Requirement 1
In the observatory scheduler text, what does the server require in order to run?
Requirement 2
Resume the observatory scheduler text at the point where it stops.

Python Scheduler (Constraint Engine)

A Python-based astronomical constraint solver that makes scheduling decisions:

  • Evaluates target visibility (altitude, airmass) using astronomical ephemeris calculations
  • Checks moon separation constraints
  • Validates time window constraints
  • Determines optimal observation ordering based on priority and conditions
  • Called by the API server when an observatory requests work

Data Flow

Observation Lifecycle

  1. User creates observation → API server validates and stores in MongoDB
  2. Observatory requests work → API server asks Python scheduler to evaluate constraints → best observation assigned
  3. Plugin captures images → FITS files uploaded to API server → stored in MinIO
  4. Processing triggered → Job queued in Redis → FITS processor runs plate solving, quality analysis, preview generation
  5. External storage (if configured) → Transfer job queued → files copied to cloud provider
  6. Notifications (if configured) → Email or Pushover alerts sent on state changes

File Storage

All FITS files flow through a consistent pipeline:

  1. Plugin captures and uploads raw FITS to the API server
  2. API server stores the file in MinIO
  3. FITS processor reads from MinIO, processes, writes results back
  4. Calibrated versions are generated on demand when users request them
  5. External storage transfers copy from MinIO to the configured cloud provider

Deployment

The server has no operating system dependency — it only requires Docker on an x86 processor. This means it can run on Linux, Windows, or macOS, and can be deployed anywhere from the same computer running the observatory to a cloud provider like AWS, Azure, or Google Cloud.

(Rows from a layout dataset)
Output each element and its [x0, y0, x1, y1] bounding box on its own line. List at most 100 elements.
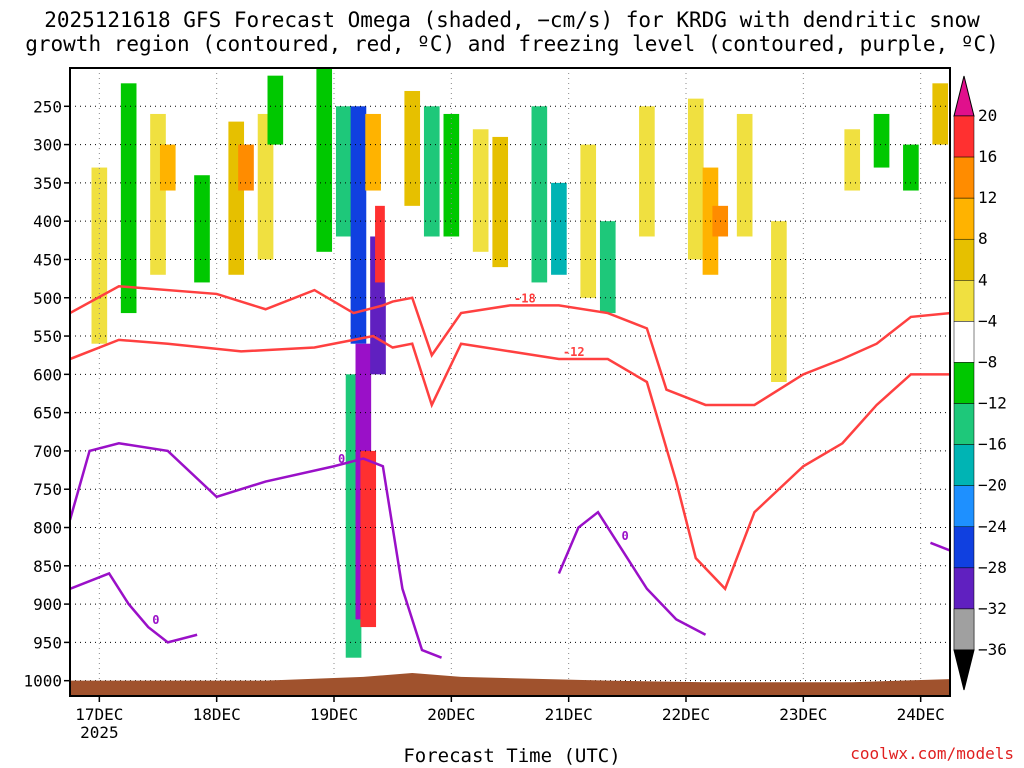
x-tick-label-22DEC: 22DEC: [662, 705, 710, 724]
y-tick-label-550: 550: [33, 327, 62, 346]
omega-cell-19: [404, 90, 421, 206]
omega-cell-18: [384, 83, 401, 298]
omega-cell-24: [531, 106, 548, 283]
chart-title-line-2: growth region (contoured, red, ºC) and f…: [25, 32, 999, 56]
colorbar-label-13: −36: [978, 640, 1007, 659]
colorbar-swatch-8: [953, 444, 975, 486]
x-axis-label: Forecast Time (UTC): [403, 745, 621, 767]
x-tick-label-20DEC: 20DEC: [427, 705, 475, 724]
omega-cell-20: [423, 106, 440, 237]
omega-cell-3: [159, 144, 176, 191]
colorbar-label-3: 8: [978, 229, 988, 248]
x-tick-label-24DEC: 24DEC: [897, 705, 945, 724]
colorbar-label-2: 12: [978, 188, 997, 207]
y-tick-label-900: 900: [33, 595, 62, 614]
y-tick-label-250: 250: [33, 97, 62, 116]
freezing-contour-1: [70, 441, 443, 659]
omega-cell-14: [360, 450, 377, 628]
colorbar-label-10: −24: [978, 517, 1007, 536]
x-tick-label-23DEC: 23DEC: [779, 705, 827, 724]
x-tick-label-19DEC: 19DEC: [310, 705, 358, 724]
colorbar-swatch-3: [953, 238, 975, 281]
x-tick-label-17DEC: 17DEC: [75, 705, 123, 724]
colorbar-swatch-5: [953, 321, 975, 363]
y-tick-label-850: 850: [33, 557, 62, 576]
omega-cell-37: [932, 83, 949, 145]
freezing-contour-label-0: 0: [152, 613, 159, 627]
y-tick-label-450: 450: [33, 250, 62, 269]
omega-cell-27: [599, 221, 616, 314]
omega-cell-26: [580, 144, 597, 298]
colorbar-swatch-11: [953, 567, 975, 610]
ground-surface: [70, 673, 950, 696]
y-tick-label-950: 950: [33, 633, 62, 652]
colorbar-swatch-1: [953, 156, 975, 199]
colorbar-label-7: −12: [978, 394, 1007, 413]
omega-cell-36: [903, 144, 919, 191]
freezing-contour-2: [557, 510, 707, 636]
plot-frame: [69, 67, 951, 697]
omega-cell-23: [492, 136, 509, 268]
omega-cell-22: [472, 129, 489, 252]
colorbar-swatch-2: [953, 197, 975, 240]
colorbar-label-1: 16: [978, 147, 997, 166]
colorbar-label-8: −16: [978, 435, 1007, 454]
dgz-contour-0: [70, 284, 950, 407]
colorbar-bottom-arrow: [953, 649, 975, 691]
y-tick-label-650: 650: [33, 404, 62, 423]
omega-cell-32: [736, 113, 753, 237]
y-tick-label-300: 300: [33, 136, 62, 155]
dgz-contour-label-1: -12: [563, 345, 585, 359]
y-tick-label-800: 800: [33, 519, 62, 538]
omega-cell-7: [257, 113, 274, 260]
colorbar-label-12: −32: [978, 599, 1007, 618]
colorbar-label-0: 20: [978, 106, 997, 125]
y-tick-label-750: 750: [33, 480, 62, 499]
colorbar-swatch-13: [953, 608, 975, 651]
chart-title-line-1: 2025121618 GFS Forecast Omega (shaded, −…: [44, 8, 980, 32]
colorbar-swatch-4: [953, 280, 975, 322]
colorbar-swatch-9: [953, 485, 975, 528]
colorbar-label-5: −4: [978, 311, 997, 330]
omega-cell-9: [316, 68, 333, 252]
colorbar-swatch-6: [953, 362, 975, 404]
credit-link[interactable]: coolwx.com/models: [850, 744, 1014, 763]
y-tick-label-500: 500: [33, 289, 62, 308]
omega-cell-12: [350, 106, 367, 344]
x-tick-sublabel-17DEC: 2025: [80, 723, 119, 742]
y-tick-label-1000: 1000: [23, 672, 62, 691]
omega-cell-4: [194, 175, 210, 283]
omega-cell-10: [335, 106, 352, 237]
colorbar-label-6: −8: [978, 352, 997, 371]
freezing-contour-3: [929, 541, 950, 552]
omega-cell-6: [238, 144, 254, 191]
colorbar-label-4: 4: [978, 270, 988, 289]
omega-cell-8: [267, 75, 284, 145]
x-tick-label-18DEC: 18DEC: [193, 705, 241, 724]
freezing-contour-label-1: 0: [338, 452, 345, 466]
omega-cell-15: [365, 113, 381, 191]
freezing-contour-0: [70, 571, 198, 644]
colorbar-swatch-0: [953, 115, 975, 158]
freezing-contour-label-2: 0: [622, 529, 629, 543]
y-tick-label-600: 600: [33, 365, 62, 384]
y-tick-label-350: 350: [33, 174, 62, 193]
colorbar-swatch-7: [953, 403, 975, 445]
colorbar-top-arrow: [953, 75, 975, 117]
omega-cell-35: [873, 113, 890, 168]
y-tick-label-400: 400: [33, 212, 62, 231]
x-tick-label-21DEC: 21DEC: [545, 705, 593, 724]
colorbar-label-11: −28: [978, 558, 1007, 577]
colorbar-swatch-10: [953, 526, 975, 569]
dgz-contour-label-0: -18: [514, 291, 536, 305]
dgz-contour-1: [70, 334, 950, 592]
omega-cell-33: [771, 221, 787, 382]
plot-background: [70, 68, 950, 696]
omega-cell-29: [687, 98, 704, 260]
colorbar-label-9: −20: [978, 476, 1007, 495]
omega-cell-34: [844, 129, 861, 191]
omega-cell-1: [120, 83, 137, 314]
omega-cell-28: [639, 106, 655, 237]
omega-cell-25: [551, 182, 567, 275]
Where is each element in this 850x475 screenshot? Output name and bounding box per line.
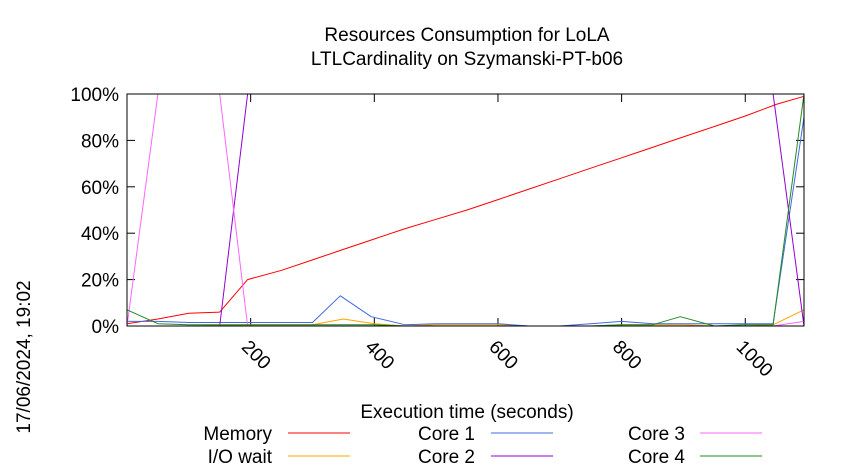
plot-frame (126, 93, 805, 327)
y-tick-label: 0% (92, 317, 120, 338)
legend-label-core-2: Core 2 (418, 447, 475, 468)
legend-label-memory: Memory (203, 424, 272, 445)
legend-label-core-4: Core 4 (628, 447, 685, 468)
y-tick-label: 100% (70, 85, 119, 106)
x-axis-label: Execution time (seconds) (360, 402, 573, 423)
series-line-core-1 (127, 117, 805, 327)
y-tick-label: 80% (81, 131, 119, 152)
legend-label-i-o-wait: I/O wait (208, 447, 273, 468)
series-line-memory (126, 95, 805, 325)
legend-label-core-3: Core 3 (628, 424, 685, 445)
x-tick-label: 400 (361, 337, 398, 374)
x-axis-ticks: 200 400 600 800 1000 (237, 94, 776, 381)
x-tick-label: 800 (608, 337, 645, 374)
y-tick-label: 20% (81, 271, 119, 292)
y-axis-ticks: 0% 20% 40% 60% 80% 100% (70, 85, 804, 338)
y-tick-label: 60% (81, 178, 119, 199)
timestamp-label: 17/06/2024, 19:02 (14, 280, 35, 433)
chart-title: Resources Consumption for LoLA (324, 25, 609, 46)
y-tick-label: 40% (81, 224, 119, 245)
plot-series (126, 93, 805, 327)
legend-label-core-1: Core 1 (418, 424, 475, 445)
x-tick-label: 600 (484, 337, 521, 374)
x-tick-label: 1000 (732, 337, 777, 382)
x-tick-label: 200 (237, 337, 274, 374)
chart-subtitle: LTLCardinality on Szymanski-PT-b06 (311, 49, 623, 70)
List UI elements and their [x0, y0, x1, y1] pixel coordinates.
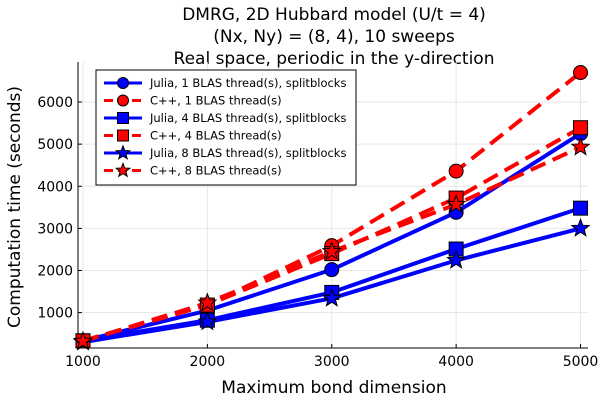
y-tick-label: 6000	[37, 95, 73, 111]
legend-label: C++, 4 BLAS thread(s)	[150, 129, 282, 143]
legend-entry-6: C++, 8 BLAS thread(s)	[104, 161, 282, 178]
y-tick-labels: 1000 2000 3000 4000 5000 6000	[37, 95, 73, 322]
legend-label: Julia, 4 BLAS thread(s), splitblocks	[149, 111, 346, 125]
y-tick-label: 5000	[37, 137, 73, 153]
title-line-2: (Nx, Ny) = (8, 4), 10 sweeps	[213, 27, 455, 47]
data-point	[72, 330, 93, 350]
series-points-6	[72, 136, 591, 350]
legend-label: C++, 8 BLAS thread(s)	[150, 164, 282, 178]
legend-marker	[117, 94, 129, 107]
x-tick-label: 3000	[314, 354, 350, 370]
legend: Julia, 1 BLAS thread(s), splitblocks C++,…	[95, 69, 357, 186]
x-tick-label: 4000	[438, 354, 474, 370]
y-tick-label: 1000	[37, 306, 73, 322]
data-point	[448, 163, 464, 179]
legend-entry-4: C++, 4 BLAS thread(s)	[104, 129, 282, 143]
data-point	[446, 193, 467, 213]
data-point	[197, 292, 218, 312]
y-tick-label: 4000	[37, 179, 73, 195]
legend-marker	[114, 144, 132, 160]
legend-entry-3: Julia, 4 BLAS thread(s), splitblocks	[104, 111, 346, 125]
legend-marker	[117, 77, 129, 89]
legend-marker	[114, 161, 132, 178]
y-tick-label: 2000	[37, 263, 73, 279]
title-line-3: Real space, periodic in the y-direction	[174, 49, 495, 69]
x-tick-label: 1000	[65, 354, 101, 370]
legend-label: Julia, 1 BLAS thread(s), splitblocks	[149, 76, 346, 90]
data-point	[570, 136, 591, 156]
y-tick-label: 3000	[37, 221, 73, 237]
data-point	[321, 241, 342, 261]
data-point	[197, 311, 218, 331]
legend-marker	[117, 112, 129, 124]
legend-label: C++, 1 BLAS thread(s)	[150, 94, 282, 108]
legend-entry-1: Julia, 1 BLAS thread(s), splitblocks	[104, 76, 346, 90]
series-markers	[72, 65, 591, 351]
x-tick-label: 5000	[563, 354, 599, 370]
legend-box	[95, 69, 357, 186]
legend-entry-2: C++, 1 BLAS thread(s)	[104, 94, 282, 108]
x-tick-labels: 1000 2000 3000 4000 5000	[65, 354, 598, 370]
x-tick-label: 2000	[190, 354, 226, 370]
data-point	[446, 249, 467, 269]
x-axis-label: Maximum bond dimension	[221, 378, 446, 398]
y-axis-label: Computation time (seconds)	[5, 86, 25, 328]
legend-marker	[117, 129, 129, 142]
data-point	[324, 262, 340, 278]
title-line-1: DMRG, 2D Hubbard model (U/t = 4)	[182, 5, 486, 25]
data-point	[321, 287, 342, 307]
chart-title: DMRG, 2D Hubbard model (U/t = 4) (Nx, Ny…	[174, 5, 495, 69]
data-point	[573, 65, 589, 81]
legend-entry-5: Julia, 8 BLAS thread(s), splitblocks	[104, 144, 346, 160]
legend-label: Julia, 8 BLAS thread(s), splitblocks	[149, 146, 346, 160]
data-point	[573, 200, 589, 216]
data-point	[573, 120, 589, 136]
data-point	[570, 217, 591, 237]
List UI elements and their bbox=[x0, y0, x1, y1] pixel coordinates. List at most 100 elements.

Task output 1
It requires only Docker on an x86 processor.

Task output 2
Common deployment scenarios:

  • On the observatory computer: For single-observatory setups, the server can run alongside NINA on the same Windows machine with minimal overhead
  • Dedicated local server: A separate Linux or Windows machine on the local network, keeping server load off the observatory computer
  • Cloud hosted: Run the server in the cloud for multi-observatory networks, remote access from anywhere, and offloading storage and processing
  • Multi-host: Services can be distributed across multiple servers — for example, running the database and object storage on dedicated machines while keeping the API server and processing services elsewhere
  • Container orchestration: The containerized architecture is compatible with orchestration platforms like Kubernetes for automated scaling, rolling updates, and high availability

All services include health checks for monitoring, are configured to restart automatically on failure, and persist data in volumes that survive container restarts and upgrades.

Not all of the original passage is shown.